Work required: Check each line of the listing, and copy it if it contains the word "good".

Dataset:
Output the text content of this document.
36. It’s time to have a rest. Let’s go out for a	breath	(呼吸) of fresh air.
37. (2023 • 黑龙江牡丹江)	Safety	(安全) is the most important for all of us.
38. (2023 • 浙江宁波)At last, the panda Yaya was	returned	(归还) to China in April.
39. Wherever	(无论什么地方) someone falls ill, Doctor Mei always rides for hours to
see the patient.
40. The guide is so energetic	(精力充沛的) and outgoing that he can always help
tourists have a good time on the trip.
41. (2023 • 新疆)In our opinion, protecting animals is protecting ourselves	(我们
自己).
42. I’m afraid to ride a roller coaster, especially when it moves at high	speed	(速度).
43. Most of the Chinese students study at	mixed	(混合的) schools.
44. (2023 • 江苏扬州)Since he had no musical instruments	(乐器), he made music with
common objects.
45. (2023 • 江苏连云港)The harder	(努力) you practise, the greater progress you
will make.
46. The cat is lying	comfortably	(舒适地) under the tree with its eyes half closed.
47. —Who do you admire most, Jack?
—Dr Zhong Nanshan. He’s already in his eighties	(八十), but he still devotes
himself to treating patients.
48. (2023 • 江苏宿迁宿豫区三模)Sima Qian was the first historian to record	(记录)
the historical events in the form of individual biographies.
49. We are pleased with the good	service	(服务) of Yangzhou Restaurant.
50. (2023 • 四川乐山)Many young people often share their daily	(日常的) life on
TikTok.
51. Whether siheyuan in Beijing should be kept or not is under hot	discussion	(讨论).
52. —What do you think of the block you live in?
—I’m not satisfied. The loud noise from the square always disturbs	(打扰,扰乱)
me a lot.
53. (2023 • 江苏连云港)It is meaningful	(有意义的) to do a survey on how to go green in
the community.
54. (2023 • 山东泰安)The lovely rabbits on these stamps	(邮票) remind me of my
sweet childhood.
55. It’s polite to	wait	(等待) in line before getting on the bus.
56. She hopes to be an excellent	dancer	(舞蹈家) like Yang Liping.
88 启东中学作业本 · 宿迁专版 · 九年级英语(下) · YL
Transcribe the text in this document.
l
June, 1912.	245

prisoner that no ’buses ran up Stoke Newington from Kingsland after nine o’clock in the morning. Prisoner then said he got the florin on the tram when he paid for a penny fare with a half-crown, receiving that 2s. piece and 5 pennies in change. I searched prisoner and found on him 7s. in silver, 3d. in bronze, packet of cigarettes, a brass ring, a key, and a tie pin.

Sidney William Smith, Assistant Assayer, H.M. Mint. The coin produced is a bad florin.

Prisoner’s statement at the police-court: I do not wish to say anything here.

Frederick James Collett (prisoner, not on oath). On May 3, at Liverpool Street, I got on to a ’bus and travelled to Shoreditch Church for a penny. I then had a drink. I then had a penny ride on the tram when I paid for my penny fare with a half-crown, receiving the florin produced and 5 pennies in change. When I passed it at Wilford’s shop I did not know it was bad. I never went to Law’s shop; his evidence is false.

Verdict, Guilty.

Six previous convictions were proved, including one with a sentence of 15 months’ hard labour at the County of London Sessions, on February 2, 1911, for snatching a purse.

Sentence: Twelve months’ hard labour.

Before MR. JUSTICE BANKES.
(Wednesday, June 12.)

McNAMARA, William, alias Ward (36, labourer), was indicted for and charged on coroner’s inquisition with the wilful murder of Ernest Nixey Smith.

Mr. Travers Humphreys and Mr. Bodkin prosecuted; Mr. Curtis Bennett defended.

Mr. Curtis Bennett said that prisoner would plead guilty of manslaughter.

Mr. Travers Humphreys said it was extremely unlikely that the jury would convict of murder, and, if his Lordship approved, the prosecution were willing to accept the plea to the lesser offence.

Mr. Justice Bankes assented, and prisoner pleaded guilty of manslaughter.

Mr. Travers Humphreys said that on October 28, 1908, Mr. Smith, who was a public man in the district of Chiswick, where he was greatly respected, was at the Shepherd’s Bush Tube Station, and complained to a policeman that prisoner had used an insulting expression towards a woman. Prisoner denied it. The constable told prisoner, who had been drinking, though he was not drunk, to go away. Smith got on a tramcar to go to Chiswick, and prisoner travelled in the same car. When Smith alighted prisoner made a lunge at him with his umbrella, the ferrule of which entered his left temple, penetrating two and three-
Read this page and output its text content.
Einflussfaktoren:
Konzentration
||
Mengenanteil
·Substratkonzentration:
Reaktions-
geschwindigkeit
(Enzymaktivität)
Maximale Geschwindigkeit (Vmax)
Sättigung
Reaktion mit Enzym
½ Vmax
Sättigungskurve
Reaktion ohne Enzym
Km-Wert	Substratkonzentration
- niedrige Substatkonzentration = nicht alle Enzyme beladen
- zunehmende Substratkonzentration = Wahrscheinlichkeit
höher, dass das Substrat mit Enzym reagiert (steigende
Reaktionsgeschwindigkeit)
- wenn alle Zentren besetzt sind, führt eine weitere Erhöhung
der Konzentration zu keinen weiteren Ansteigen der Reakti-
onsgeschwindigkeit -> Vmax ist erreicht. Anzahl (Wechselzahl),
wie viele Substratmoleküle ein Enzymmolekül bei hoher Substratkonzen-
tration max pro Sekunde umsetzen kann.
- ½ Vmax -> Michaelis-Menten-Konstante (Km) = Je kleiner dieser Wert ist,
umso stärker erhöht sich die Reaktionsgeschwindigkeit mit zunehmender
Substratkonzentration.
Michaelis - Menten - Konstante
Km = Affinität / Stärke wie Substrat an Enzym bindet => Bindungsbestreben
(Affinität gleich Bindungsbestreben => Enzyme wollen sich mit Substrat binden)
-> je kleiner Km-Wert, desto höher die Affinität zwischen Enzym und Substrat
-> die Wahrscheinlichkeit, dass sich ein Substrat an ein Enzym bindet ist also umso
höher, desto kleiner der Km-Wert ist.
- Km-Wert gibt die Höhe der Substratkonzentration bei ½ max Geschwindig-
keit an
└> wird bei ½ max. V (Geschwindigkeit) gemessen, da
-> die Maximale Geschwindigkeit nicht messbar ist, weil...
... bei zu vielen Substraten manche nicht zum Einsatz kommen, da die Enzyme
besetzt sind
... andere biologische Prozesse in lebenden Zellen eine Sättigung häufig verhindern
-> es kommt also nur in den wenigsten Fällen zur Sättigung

Exercise result:
tourists have a good time on the trip.
49. We are pleased with the good	service	(服务) of Yangzhou Restaurant.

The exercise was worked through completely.